Problem requirements: Look through the lines below and extract any with the word "מתוך".
+ + + + +
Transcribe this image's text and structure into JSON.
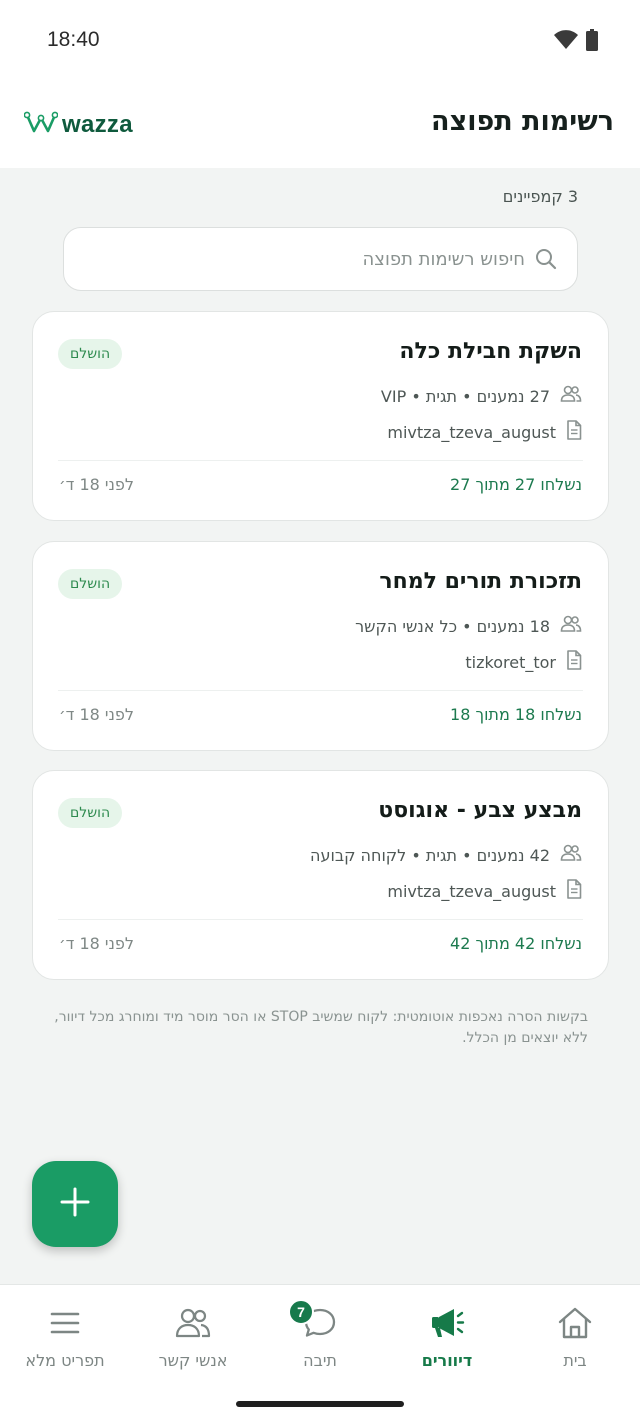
{
  "status_bar": {
    "time": "18:40",
    "icons": [
      "wifi-icon",
      "battery-icon"
    ]
  },
  "header": {
    "title": "רשימות תפוצה",
    "logo_text": "wazza",
    "logo_icon": "wazza-w-logo"
  },
  "campaign_count": "3 קמפיינים",
  "search": {
    "placeholder": "חיפוש רשימות תפוצה",
    "value": ""
  },
  "campaigns": [
    {
      "name": "השקת חבילת כלה",
      "status": "הושלם",
      "audience": "27 נמענים • תגית • VIP",
      "template": "mivtza_tzeva_august",
      "sent": "נשלחו 27 מתוך 27",
      "ago": "לפני 18 ד׳"
    },
    {
      "name": "תזכורת תורים למחר",
      "status": "הושלם",
      "audience": "18 נמענים • כל אנשי הקשר",
      "template": "tizkoret_tor",
      "sent": "נשלחו 18 מתוך 18",
      "ago": "לפני 18 ד׳"
    },
    {
      "name": "מבצע צבע - אוגוסט",
      "status": "הושלם",
      "audience": "42 נמענים • תגית • לקוחה קבועה",
      "template": "mivtza_tzeva_august",
      "sent": "נשלחו 42 מתוך 42",
      "ago": "לפני 18 ד׳"
    }
  ],
  "footer_note": "בקשות הסרה נאכפות אוטומטית: לקוח שמשיב STOP או הסר מוסר מיד ומוחרג מכל דיוור, ללא יוצאים מן הכלל.",
  "fab": {
    "icon": "plus-icon"
  },
  "bottom_nav": {
    "items": [
      {
        "label": "בית",
        "icon": "home-icon",
        "active": false
      },
      {
        "label": "דיוורים",
        "icon": "megaphone-icon",
        "active": true
      },
      {
        "label": "תיבה",
        "icon": "chat-icon",
        "active": false,
        "badge": "7"
      },
      {
        "label": "אנשי קשר",
        "icon": "contacts-icon",
        "active": false
      },
      {
        "label": "תפריט מלא",
        "icon": "menu-icon",
        "active": false
      }
    ]
  },
  "colors": {
    "accent": "#1a9c65",
    "accent_dark": "#167a49",
    "badge_bg": "#e6f5ea",
    "badge_text": "#2e8b4f",
    "background": "#f2f4f3"
  }
}
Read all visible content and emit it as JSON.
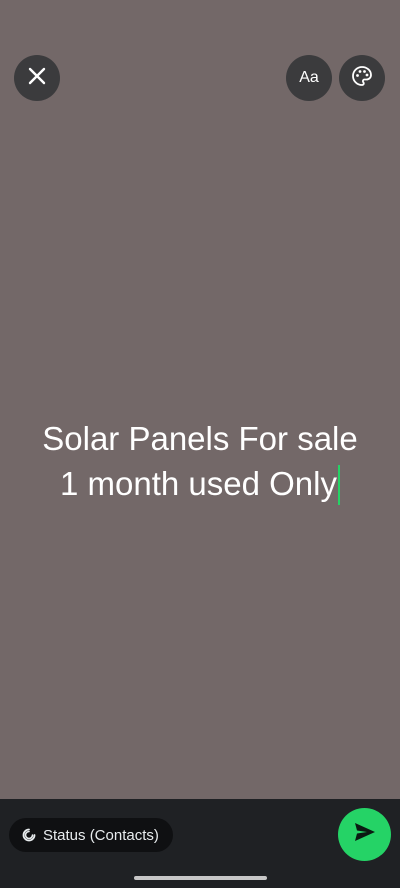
{
  "toolbar": {
    "close_icon": "close-icon",
    "font_button_label": "Aa",
    "palette_icon": "palette-icon"
  },
  "status_text": {
    "line1": "Solar Panels For sale",
    "line2": "1 month used Only"
  },
  "footer": {
    "audience_label": "Status (Contacts)",
    "audience_icon": "status-ring-icon",
    "send_icon": "send-icon"
  },
  "colors": {
    "background": "#736868",
    "accent": "#25d366",
    "bottom_bar": "#1f2124"
  }
}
+ + + + +
Result of this task:
      "sent": "נשלחו 27 מתוך 27",
      "sent": "נשלחו 18 מתוך 18",
      "sent": "נשלחו 42 מתוך 42",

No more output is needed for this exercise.